- **Trecho do texto**:
___

Bovespa abre em queda; direção depende dos EUA

O pregão desta quinta-feira começou inclinado a devolver parte desses ganhos recentes

Olívia Bulla,

18 de julho de 2013 | 12h58

Depois de subir nas três sessões desta semana, acumulando valorização de pouco mais de 4% no período, a Bovespa abriu o pregão desta quinta-feira inclinada a devolver parte desses ganhos recentes. O desempenho dos negócios locais ao longo do dia, porém, vai depender da reação dos mercados financeiros globais aos dados econômicos norte-americanos e a mais um discurso do presidente do Federal Reserve, Ben Bernanke, desta vez, no Senado. Às 10h05, o Ibovespa futuro caía 0,35%, aos 47.239,98 pontos, na mínima.

___

Dados de análise do layout da página

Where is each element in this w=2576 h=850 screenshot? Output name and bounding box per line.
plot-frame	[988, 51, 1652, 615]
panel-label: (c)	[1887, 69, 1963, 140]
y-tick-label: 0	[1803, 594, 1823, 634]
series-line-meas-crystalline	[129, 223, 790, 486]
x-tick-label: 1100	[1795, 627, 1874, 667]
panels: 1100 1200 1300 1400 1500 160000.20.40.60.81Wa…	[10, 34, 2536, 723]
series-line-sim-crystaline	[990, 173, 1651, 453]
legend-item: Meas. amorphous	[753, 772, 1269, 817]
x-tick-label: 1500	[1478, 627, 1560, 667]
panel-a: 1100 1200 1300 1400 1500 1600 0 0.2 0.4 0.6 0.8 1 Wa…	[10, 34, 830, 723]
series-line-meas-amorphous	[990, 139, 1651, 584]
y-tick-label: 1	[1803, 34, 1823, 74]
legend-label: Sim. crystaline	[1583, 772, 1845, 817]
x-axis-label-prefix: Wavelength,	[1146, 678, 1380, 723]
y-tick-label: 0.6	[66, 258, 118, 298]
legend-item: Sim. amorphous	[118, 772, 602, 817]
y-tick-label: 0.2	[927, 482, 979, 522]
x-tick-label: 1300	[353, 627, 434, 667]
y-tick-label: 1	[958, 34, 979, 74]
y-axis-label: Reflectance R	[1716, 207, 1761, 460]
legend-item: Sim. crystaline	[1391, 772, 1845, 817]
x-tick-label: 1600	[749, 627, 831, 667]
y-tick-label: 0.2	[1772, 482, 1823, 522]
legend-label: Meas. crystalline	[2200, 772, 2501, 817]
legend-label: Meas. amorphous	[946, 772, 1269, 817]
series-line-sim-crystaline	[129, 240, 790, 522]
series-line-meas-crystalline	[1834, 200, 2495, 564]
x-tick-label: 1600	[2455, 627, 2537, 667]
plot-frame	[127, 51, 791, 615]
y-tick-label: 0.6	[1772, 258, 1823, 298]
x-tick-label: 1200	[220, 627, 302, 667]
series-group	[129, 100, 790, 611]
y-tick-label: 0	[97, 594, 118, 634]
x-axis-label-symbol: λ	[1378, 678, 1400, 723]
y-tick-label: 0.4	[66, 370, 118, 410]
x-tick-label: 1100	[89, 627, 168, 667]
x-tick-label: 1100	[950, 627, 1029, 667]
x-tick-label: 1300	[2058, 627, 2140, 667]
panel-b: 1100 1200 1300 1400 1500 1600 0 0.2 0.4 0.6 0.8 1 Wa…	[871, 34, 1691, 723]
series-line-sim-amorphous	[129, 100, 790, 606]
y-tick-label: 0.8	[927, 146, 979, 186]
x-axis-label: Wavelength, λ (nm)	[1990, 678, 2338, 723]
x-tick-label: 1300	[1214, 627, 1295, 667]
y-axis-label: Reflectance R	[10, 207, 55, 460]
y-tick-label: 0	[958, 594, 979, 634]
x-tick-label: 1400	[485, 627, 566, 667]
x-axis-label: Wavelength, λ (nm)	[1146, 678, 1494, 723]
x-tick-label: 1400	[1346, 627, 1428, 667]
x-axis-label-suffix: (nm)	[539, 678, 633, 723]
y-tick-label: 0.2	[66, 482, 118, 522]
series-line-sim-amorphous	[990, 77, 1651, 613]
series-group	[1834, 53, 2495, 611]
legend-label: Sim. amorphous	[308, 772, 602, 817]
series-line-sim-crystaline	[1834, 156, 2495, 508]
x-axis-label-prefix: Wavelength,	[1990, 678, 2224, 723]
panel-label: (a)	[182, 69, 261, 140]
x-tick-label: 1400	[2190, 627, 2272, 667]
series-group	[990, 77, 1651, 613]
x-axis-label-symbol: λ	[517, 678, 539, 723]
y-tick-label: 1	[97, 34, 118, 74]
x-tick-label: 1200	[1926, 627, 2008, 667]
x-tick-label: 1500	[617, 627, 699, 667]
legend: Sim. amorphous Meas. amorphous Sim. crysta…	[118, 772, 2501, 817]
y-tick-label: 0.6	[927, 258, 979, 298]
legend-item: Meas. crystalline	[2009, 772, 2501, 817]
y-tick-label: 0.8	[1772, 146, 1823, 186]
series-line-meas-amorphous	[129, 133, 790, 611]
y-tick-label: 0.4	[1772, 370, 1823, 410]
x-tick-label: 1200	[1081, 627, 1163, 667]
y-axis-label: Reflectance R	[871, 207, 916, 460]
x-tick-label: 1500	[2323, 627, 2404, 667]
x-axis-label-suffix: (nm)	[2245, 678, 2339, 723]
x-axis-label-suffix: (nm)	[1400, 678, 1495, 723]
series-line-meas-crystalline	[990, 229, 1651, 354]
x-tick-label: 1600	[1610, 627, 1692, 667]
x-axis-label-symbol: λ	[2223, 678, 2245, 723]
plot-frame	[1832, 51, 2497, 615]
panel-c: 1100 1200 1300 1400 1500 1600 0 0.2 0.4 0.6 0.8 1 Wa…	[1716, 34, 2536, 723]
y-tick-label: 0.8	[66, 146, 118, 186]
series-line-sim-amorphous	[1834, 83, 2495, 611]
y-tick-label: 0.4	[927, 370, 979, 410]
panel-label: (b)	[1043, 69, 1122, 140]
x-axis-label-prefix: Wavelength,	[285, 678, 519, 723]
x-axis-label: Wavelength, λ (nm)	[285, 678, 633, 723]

___

- **Problemas e tarefas**:
1. Segundo a notícia sobre a Bovespa, qual foi a valorização acumulada nas três sessões daquela semana?
2. Por favor, reproduza fielmente o trecho da notícia sobre a Bovespa entre "Depois de subir" e "pontos, na mínima.", inclusive.
Esse material é independente do texto.

- **Respostas esperadas**:
1. Pouco mais de 4%.

2.
Depois de subir nas três sessões desta semana, acumulando valorização de pouco mais de 4% no período, a Bovespa abriu o pregão desta quinta-feira inclinada a devolver parte desses ganhos recentes. O desempenho dos negócios locais ao longo do dia, porém, vai depender da reação dos mercados financeiros globais aos dados econômicos norte-americanos e a mais um discurso do presidente do Federal Reserve, Ben Bernanke, desta vez, no Senado. Às 10h05, o Ibovespa futuro caía 0,35%, aos 47.239,98 pontos, na mínima.